(Stored data)

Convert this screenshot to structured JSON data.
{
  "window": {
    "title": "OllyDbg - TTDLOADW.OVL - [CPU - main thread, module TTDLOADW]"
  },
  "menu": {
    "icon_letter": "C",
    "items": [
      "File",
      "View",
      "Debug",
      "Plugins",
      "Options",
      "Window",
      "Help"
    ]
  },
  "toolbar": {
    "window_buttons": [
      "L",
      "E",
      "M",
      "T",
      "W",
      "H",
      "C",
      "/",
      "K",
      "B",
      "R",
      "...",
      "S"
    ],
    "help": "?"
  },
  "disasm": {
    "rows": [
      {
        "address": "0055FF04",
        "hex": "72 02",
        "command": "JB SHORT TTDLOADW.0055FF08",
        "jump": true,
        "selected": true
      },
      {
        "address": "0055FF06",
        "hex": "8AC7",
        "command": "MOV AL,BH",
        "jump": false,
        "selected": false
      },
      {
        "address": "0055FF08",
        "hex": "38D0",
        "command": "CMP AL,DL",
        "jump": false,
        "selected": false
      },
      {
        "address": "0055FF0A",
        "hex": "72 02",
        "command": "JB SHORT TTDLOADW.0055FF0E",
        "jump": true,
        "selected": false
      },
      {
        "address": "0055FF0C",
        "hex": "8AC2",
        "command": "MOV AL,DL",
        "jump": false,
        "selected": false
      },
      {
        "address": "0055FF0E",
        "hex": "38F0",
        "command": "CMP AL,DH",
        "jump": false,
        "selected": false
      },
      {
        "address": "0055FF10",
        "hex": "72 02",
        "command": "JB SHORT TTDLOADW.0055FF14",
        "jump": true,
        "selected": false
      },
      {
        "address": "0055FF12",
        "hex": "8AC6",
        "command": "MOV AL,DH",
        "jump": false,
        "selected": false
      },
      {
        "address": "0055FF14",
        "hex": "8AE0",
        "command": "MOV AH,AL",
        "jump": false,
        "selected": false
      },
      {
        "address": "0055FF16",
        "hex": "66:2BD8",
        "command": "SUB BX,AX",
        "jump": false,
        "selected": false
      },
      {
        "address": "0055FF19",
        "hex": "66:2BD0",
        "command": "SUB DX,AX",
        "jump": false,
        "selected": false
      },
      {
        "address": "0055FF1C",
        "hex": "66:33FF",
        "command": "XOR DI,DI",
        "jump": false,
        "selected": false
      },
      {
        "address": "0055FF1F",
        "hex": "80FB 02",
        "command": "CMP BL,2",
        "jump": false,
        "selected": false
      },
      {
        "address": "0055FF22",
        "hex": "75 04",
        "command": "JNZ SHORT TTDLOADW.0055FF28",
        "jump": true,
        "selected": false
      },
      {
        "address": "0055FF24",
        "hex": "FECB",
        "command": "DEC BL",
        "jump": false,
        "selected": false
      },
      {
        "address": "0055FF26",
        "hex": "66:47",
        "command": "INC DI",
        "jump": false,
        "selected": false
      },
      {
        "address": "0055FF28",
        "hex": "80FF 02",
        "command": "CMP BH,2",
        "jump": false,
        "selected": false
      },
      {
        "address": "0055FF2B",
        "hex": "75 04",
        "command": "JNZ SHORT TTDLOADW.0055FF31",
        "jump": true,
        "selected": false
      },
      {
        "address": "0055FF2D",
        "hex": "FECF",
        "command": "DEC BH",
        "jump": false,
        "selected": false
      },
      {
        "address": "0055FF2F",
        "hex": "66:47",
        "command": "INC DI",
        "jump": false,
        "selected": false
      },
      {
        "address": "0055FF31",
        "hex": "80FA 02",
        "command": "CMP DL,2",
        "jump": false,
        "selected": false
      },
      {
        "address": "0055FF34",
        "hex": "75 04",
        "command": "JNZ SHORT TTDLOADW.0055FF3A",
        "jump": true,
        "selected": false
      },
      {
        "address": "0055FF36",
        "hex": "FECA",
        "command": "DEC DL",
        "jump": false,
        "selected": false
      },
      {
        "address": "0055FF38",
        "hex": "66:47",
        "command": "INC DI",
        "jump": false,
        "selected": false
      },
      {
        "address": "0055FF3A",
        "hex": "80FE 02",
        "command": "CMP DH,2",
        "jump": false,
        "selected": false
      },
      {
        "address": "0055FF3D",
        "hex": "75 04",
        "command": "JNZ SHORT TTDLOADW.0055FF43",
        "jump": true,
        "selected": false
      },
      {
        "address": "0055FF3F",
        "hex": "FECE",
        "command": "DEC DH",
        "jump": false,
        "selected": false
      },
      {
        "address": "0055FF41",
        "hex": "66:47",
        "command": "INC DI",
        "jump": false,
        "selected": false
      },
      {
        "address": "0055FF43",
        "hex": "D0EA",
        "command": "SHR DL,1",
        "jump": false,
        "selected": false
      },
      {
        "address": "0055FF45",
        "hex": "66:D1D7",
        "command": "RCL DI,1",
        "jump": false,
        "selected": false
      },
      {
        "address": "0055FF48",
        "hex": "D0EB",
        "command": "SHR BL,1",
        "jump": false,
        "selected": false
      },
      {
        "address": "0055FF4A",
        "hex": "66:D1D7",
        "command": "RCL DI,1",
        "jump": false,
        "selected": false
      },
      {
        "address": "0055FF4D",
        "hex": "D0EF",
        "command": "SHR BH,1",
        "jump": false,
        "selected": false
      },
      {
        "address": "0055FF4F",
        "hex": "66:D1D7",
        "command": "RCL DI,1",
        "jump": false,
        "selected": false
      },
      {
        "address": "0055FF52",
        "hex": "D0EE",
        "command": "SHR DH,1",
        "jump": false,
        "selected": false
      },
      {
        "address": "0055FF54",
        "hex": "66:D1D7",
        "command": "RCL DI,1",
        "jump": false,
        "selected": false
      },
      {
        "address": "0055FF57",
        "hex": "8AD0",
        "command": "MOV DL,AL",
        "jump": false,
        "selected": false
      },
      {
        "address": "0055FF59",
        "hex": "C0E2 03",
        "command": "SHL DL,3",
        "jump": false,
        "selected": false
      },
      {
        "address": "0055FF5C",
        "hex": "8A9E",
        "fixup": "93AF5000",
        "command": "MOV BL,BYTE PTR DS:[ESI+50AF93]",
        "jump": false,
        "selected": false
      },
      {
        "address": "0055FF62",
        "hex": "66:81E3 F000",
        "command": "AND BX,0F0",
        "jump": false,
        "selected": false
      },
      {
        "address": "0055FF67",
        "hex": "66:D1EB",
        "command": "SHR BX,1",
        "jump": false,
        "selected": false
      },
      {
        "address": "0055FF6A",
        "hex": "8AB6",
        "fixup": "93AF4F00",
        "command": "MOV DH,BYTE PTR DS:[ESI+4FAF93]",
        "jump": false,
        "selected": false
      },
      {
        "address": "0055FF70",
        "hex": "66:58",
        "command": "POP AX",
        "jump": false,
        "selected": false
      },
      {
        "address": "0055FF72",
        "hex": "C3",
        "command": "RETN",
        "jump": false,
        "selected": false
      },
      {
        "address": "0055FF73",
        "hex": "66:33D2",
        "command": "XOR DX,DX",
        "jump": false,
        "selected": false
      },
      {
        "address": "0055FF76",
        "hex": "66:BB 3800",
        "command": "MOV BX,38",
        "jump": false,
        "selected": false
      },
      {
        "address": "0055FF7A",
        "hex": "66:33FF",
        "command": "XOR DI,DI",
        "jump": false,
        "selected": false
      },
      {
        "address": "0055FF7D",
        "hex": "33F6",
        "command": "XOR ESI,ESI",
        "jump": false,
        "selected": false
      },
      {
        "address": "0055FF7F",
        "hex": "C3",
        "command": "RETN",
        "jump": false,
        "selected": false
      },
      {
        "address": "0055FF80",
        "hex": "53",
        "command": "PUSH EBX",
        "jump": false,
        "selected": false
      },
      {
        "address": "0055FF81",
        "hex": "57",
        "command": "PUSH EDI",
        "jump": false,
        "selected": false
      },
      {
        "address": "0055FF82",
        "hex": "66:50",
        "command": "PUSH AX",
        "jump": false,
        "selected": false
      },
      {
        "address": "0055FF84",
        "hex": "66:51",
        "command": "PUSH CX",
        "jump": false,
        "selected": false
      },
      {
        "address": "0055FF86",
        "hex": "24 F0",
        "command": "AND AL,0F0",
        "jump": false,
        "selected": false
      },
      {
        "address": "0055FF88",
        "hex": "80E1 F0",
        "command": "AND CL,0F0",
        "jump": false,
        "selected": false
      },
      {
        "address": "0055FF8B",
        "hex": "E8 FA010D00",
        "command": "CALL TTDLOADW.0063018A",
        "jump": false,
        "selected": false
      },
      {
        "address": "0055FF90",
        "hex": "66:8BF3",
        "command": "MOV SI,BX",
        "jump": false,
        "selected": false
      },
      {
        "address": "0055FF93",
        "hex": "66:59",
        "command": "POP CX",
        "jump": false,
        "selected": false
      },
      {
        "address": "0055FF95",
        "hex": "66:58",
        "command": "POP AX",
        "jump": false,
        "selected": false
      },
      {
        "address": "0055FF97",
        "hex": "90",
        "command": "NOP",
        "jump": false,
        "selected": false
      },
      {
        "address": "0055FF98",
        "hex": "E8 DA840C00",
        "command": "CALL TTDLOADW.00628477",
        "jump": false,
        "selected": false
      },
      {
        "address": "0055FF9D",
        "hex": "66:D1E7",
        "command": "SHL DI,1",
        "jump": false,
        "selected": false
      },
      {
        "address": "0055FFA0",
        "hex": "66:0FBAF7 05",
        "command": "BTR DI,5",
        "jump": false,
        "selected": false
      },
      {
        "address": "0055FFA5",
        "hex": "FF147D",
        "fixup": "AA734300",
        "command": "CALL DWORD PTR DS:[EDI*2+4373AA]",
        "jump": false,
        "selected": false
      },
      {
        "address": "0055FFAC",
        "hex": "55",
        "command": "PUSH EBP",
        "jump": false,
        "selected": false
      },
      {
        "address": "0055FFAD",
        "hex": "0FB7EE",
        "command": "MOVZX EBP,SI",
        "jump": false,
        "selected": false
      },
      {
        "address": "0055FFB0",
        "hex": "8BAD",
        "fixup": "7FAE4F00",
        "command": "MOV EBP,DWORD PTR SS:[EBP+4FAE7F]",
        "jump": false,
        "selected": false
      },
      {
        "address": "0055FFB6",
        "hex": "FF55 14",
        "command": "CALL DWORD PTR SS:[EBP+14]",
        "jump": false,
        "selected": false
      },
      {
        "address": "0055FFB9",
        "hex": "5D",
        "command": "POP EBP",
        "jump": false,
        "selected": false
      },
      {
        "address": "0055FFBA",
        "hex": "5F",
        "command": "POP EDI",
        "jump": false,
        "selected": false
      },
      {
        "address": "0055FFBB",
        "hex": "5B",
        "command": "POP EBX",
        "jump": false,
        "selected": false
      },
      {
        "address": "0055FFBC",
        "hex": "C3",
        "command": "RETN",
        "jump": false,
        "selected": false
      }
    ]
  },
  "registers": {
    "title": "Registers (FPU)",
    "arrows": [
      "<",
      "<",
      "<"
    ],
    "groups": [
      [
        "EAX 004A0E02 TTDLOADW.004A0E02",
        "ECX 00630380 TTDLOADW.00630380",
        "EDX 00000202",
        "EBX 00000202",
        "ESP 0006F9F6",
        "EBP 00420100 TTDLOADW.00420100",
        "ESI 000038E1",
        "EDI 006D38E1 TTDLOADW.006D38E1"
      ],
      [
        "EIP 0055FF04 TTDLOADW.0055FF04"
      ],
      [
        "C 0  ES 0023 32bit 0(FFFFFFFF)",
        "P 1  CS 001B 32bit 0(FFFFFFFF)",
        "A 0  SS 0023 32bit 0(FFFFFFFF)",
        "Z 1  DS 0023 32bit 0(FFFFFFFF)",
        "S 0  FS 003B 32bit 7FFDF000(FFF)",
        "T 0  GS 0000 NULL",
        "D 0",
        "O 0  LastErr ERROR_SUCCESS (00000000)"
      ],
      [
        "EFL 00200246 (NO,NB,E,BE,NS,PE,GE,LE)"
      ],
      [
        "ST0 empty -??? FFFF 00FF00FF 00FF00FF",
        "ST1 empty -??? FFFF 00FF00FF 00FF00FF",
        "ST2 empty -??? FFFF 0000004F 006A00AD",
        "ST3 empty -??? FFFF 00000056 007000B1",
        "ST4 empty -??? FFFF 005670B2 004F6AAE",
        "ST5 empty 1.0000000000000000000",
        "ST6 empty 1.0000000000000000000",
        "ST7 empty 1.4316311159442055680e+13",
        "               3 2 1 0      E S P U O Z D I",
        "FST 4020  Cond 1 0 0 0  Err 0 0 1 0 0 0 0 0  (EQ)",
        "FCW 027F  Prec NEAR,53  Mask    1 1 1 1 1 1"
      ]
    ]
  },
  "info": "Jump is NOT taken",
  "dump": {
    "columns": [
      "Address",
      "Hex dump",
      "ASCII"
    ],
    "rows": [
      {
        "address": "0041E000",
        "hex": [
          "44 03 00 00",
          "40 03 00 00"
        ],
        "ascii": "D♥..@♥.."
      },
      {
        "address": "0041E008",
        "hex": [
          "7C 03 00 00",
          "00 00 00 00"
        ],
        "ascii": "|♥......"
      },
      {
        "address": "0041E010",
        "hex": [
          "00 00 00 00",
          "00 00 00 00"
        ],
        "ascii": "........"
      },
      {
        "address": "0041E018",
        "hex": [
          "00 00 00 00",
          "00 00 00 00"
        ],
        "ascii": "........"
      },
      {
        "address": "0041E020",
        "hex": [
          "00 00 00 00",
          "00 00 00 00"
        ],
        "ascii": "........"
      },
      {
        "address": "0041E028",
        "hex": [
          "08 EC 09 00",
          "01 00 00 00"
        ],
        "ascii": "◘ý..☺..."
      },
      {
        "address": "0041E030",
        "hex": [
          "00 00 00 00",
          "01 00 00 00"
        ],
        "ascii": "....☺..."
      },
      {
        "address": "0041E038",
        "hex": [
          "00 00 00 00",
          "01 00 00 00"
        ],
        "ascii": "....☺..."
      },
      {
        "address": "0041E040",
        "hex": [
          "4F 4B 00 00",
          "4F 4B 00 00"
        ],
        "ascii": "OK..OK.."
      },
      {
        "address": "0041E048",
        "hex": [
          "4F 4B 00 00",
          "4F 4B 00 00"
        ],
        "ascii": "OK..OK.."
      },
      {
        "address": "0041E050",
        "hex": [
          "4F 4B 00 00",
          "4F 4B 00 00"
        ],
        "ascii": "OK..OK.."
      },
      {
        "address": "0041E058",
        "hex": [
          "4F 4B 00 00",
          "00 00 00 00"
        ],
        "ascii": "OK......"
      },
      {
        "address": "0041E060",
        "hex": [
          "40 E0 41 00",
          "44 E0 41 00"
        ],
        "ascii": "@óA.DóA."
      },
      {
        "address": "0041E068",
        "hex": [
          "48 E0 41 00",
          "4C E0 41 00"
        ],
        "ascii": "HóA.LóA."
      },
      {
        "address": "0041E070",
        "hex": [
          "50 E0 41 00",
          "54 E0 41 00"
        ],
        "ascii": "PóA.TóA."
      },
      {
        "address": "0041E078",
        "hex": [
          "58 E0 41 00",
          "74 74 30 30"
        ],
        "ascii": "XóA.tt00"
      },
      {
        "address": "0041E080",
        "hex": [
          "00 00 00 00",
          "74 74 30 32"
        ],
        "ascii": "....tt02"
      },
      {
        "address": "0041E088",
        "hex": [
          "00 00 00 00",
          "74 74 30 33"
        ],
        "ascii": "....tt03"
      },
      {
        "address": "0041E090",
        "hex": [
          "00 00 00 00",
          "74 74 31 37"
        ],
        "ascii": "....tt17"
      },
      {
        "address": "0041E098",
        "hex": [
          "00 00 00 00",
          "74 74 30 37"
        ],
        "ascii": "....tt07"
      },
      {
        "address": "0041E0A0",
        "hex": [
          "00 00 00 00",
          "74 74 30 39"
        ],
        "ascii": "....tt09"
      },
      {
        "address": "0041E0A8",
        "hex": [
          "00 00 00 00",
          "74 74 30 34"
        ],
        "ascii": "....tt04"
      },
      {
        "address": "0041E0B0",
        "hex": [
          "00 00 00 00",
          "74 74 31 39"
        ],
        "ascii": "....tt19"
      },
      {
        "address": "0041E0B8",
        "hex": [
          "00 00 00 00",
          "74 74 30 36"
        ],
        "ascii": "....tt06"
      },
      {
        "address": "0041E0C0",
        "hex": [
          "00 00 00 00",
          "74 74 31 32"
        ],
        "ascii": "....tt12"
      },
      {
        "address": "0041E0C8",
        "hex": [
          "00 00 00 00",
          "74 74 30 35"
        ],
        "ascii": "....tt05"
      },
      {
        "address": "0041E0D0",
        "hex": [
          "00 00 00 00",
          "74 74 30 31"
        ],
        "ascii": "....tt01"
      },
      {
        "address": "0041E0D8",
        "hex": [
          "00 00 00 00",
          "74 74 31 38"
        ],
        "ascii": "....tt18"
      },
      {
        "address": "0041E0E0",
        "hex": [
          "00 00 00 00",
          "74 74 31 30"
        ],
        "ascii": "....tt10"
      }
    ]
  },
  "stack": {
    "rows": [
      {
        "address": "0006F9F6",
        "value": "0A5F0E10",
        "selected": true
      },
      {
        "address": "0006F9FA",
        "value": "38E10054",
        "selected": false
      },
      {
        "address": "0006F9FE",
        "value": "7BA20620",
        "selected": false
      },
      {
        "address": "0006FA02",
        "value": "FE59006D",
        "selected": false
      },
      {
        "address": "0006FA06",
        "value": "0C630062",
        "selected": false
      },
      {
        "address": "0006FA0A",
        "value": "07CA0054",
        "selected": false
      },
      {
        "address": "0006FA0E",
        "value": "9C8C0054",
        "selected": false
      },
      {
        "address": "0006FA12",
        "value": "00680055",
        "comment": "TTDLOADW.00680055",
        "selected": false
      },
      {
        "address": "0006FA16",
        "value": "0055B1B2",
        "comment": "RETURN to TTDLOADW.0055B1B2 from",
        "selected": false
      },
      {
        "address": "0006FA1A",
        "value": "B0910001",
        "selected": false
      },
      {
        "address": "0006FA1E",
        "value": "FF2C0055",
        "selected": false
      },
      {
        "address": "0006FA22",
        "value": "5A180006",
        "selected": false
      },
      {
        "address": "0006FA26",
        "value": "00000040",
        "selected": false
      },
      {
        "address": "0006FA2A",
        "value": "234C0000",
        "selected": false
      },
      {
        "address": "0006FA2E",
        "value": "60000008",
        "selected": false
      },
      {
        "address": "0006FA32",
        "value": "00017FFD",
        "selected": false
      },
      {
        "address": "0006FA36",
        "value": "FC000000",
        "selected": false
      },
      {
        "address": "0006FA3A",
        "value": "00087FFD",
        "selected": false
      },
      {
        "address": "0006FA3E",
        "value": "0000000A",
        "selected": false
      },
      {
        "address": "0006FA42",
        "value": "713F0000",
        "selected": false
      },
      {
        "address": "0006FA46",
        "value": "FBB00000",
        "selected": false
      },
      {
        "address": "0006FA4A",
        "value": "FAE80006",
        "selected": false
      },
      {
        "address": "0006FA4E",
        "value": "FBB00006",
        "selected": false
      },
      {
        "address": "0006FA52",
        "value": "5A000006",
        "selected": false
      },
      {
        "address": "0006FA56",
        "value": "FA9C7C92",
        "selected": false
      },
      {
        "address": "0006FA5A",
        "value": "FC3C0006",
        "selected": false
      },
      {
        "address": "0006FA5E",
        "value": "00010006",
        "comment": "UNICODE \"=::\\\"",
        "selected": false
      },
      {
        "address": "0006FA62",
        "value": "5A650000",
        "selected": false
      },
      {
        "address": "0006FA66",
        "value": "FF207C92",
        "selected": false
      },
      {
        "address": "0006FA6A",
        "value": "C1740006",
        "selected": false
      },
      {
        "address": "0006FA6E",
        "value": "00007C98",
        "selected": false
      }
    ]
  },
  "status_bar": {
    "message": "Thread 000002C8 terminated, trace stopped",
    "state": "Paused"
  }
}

=== Stated exercise ===
Of the lines in the entries, how many include the word "CALL"? State only the number.

=== Response ===
4